→ **AIM**: Provide an exact copy of the data, excluding the images.

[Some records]
----------------

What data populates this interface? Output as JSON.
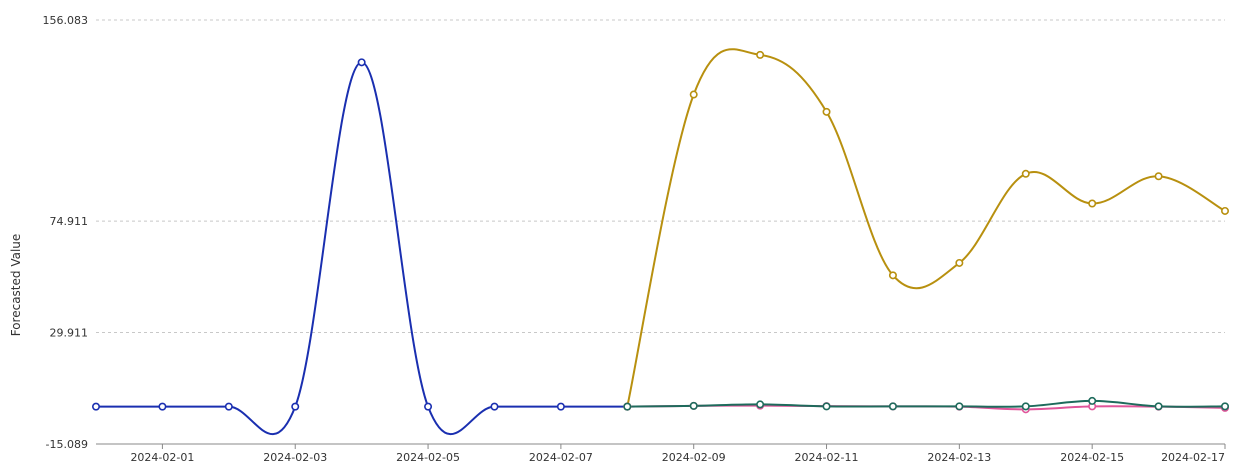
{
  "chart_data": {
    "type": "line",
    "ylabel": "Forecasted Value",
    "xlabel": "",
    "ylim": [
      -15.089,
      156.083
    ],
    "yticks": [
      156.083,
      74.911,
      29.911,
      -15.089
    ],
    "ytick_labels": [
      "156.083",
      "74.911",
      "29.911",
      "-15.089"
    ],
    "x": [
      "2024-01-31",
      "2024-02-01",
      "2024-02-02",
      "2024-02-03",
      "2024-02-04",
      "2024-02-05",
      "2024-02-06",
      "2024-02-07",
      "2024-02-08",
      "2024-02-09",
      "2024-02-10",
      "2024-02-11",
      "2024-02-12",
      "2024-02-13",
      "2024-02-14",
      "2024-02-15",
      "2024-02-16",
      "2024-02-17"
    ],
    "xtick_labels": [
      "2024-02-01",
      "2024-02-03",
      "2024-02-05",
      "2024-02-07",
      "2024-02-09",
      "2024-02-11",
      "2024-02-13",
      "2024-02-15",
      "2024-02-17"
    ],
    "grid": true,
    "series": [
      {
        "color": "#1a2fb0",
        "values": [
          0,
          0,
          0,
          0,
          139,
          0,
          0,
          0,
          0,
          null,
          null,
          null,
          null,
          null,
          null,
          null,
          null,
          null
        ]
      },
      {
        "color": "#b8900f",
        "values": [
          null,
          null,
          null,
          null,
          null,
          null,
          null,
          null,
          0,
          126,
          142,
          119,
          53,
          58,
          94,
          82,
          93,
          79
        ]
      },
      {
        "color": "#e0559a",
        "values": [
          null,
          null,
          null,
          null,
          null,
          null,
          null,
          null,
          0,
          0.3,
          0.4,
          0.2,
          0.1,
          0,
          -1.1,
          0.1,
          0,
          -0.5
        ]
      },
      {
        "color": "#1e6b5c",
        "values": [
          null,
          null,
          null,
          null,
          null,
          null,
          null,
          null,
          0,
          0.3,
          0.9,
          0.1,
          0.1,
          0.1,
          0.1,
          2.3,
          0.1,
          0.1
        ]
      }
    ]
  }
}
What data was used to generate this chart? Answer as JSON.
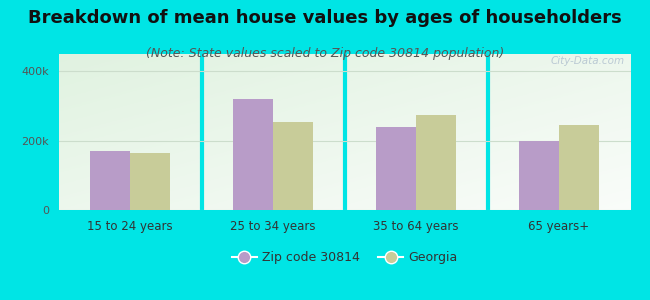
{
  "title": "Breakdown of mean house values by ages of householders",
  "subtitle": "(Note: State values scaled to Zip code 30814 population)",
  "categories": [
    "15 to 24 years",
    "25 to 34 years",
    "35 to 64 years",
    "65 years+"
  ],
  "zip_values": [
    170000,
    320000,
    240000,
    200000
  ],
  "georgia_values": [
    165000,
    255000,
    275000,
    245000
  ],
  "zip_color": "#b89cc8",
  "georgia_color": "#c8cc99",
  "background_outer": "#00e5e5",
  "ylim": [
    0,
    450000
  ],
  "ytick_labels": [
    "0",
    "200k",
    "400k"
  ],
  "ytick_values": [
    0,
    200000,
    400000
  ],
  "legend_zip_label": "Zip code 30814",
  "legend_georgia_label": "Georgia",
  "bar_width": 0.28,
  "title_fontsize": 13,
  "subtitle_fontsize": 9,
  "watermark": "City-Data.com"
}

----------------

→ **OUTPUT FOR THIS EXERCISE**:
What data populates this interface? Output as JSON.
{
  "chart_data": {
    "type": "line",
    "ylabel": "Forecasted Value",
    "xlabel": "",
    "ylim": [
      -15.089,
      156.083
    ],
    "yticks": [
      156.083,
      74.911,
      29.911,
      -15.089
    ],
    "ytick_labels": [
      "156.083",
      "74.911",
      "29.911",
      "-15.089"
    ],
    "x": [
      "2024-01-31",
      "2024-02-01",
      "2024-02-02",
      "2024-02-03",
      "2024-02-04",
      "2024-02-05",
      "2024-02-06",
      "2024-02-07",
      "2024-02-08",
      "2024-02-09",
      "2024-02-10",
      "2024-02-11",
      "2024-02-12",
      "2024-02-13",
      "2024-02-14",
      "2024-02-15",
      "2024-02-16",
      "2024-02-17"
    ],
    "xtick_labels": [
      "2024-02-01",
      "2024-02-03",
      "2024-02-05",
      "2024-02-07",
      "2024-02-09",
      "2024-02-11",
      "2024-02-13",
      "2024-02-15",
      "2024-02-17"
    ],
    "grid": true,
    "series": [
      {
        "color": "#1a2fb0",
        "values": [
          0,
          0,
          0,
          0,
          139,
          0,
          0,
          0,
          0,
          null,
          null,
          null,
          null,
          null,
          null,
          null,
          null,
          null
        ]
      },
      {
        "color": "#b8900f",
        "values": [
          null,
          null,
          null,
          null,
          null,
          null,
          null,
          null,
          0,
          126,
          142,
          119,
          53,
          58,
          94,
          82,
          93,
          79
        ]
      },
      {
        "color": "#e0559a",
        "values": [
          null,
          null,
          null,
          null,
          null,
          null,
          null,
          null,
          0,
          0.3,
          0.4,
          0.2,
          0.1,
          0,
          -1.1,
          0.1,
          0,
          -0.5
        ]
      },
      {
        "color": "#1e6b5c",
        "values": [
          null,
          null,
          null,
          null,
          null,
          null,
          null,
          null,
          0,
          0.3,
          0.9,
          0.1,
          0.1,
          0.1,
          0.1,
          2.3,
          0.1,
          0.1
        ]
      }
    ]
  }
}
What data was used to generate this chart? Answer as JSON.
{
  "title": "Breakdown of mean house values by ages of householders",
  "subtitle": "(Note: State values scaled to Zip code 30814 population)",
  "categories": [
    "15 to 24 years",
    "25 to 34 years",
    "35 to 64 years",
    "65 years+"
  ],
  "zip_values": [
    170000,
    320000,
    240000,
    200000
  ],
  "georgia_values": [
    165000,
    255000,
    275000,
    245000
  ],
  "zip_color": "#b89cc8",
  "georgia_color": "#c8cc99",
  "background_outer": "#00e5e5",
  "ylim": [
    0,
    450000
  ],
  "ytick_labels": [
    "0",
    "200k",
    "400k"
  ],
  "ytick_values": [
    0,
    200000,
    400000
  ],
  "legend_zip_label": "Zip code 30814",
  "legend_georgia_label": "Georgia",
  "bar_width": 0.28,
  "title_fontsize": 13,
  "subtitle_fontsize": 9,
  "watermark": "City-Data.com"
}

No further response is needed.